** TASK REQUIREMENTS **
In the copy, keep every record exact and leave out all images.

BEGIN MATERIAL PROVIDED

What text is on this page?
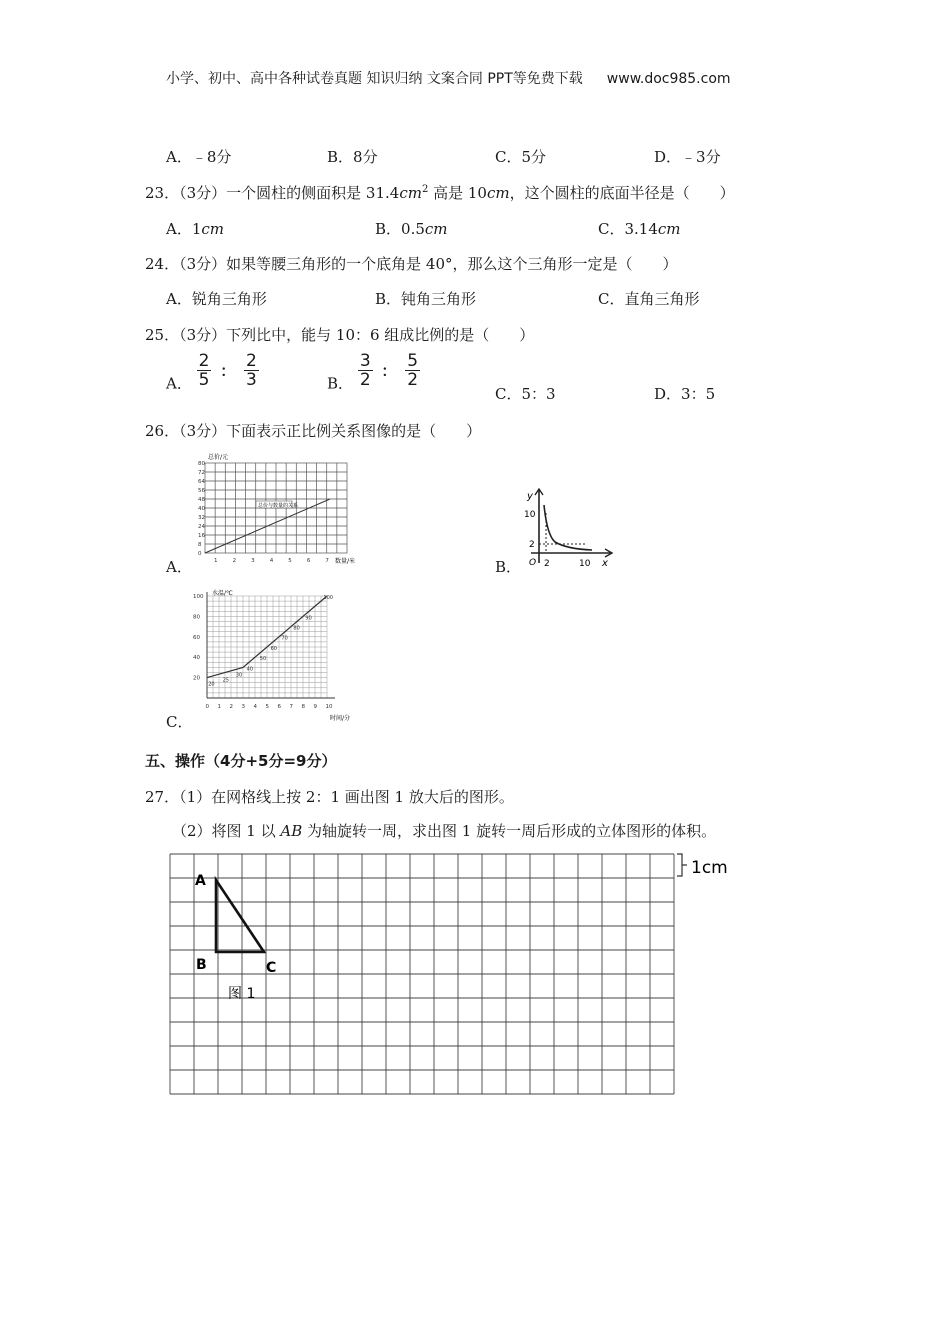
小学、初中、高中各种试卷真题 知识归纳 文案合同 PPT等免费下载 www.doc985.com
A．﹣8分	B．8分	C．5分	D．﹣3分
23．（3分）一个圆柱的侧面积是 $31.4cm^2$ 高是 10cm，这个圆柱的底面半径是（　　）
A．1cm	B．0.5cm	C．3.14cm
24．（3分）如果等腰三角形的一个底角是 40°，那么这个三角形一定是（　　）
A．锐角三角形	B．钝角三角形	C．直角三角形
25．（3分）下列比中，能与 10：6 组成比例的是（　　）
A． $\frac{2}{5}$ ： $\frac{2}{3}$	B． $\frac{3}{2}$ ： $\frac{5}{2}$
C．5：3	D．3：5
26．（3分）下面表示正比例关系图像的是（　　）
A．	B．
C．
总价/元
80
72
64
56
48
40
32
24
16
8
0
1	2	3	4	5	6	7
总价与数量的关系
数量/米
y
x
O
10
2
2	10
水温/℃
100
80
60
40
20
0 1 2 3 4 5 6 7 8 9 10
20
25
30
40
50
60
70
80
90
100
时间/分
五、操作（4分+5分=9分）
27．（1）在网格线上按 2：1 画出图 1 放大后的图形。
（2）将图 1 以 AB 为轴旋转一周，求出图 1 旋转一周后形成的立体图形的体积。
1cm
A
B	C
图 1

END MATERIAL PROVIDED

** WRITTEN ANSWER **
What text is on this page?
小学、初中、高中各种试卷真题 知识归纳 文案合同 PPT等免费下载 www.doc985.com
A．﹣8分	B．8分	C．5分	D．﹣3分
23．（3分）一个圆柱的侧面积是 $31.4cm^2$ 高是 10cm，这个圆柱的底面半径是（　　）
A．1cm	B．0.5cm	C．3.14cm
24．（3分）如果等腰三角形的一个底角是 40°，那么这个三角形一定是（　　）
A．锐角三角形	B．钝角三角形	C．直角三角形
25．（3分）下列比中，能与 10：6 组成比例的是（　　）
A． $\frac{2}{5}$ ： $\frac{2}{3}$	B． $\frac{3}{2}$ ： $\frac{5}{2}$
C．5：3	D．3：5
26．（3分）下面表示正比例关系图像的是（　　）
A．	B．
C．
总价/元
80
72
64
56
48
40
32
24
16
8
0
1	2	3	4	5	6	7
总价与数量的关系
数量/米
y
x
O
10
2
2	10
水温/℃
100
80
60
40
20
0 1 2 3 4 5 6 7 8 9 10
20
25
30
40
50
60
70
80
90
100
时间/分
五、操作（4分+5分=9分）
27．（1）在网格线上按 2：1 画出图 1 放大后的图形。
（2）将图 1 以 AB 为轴旋转一周，求出图 1 旋转一周后形成的立体图形的体积。
1cm
A
B	C
图 1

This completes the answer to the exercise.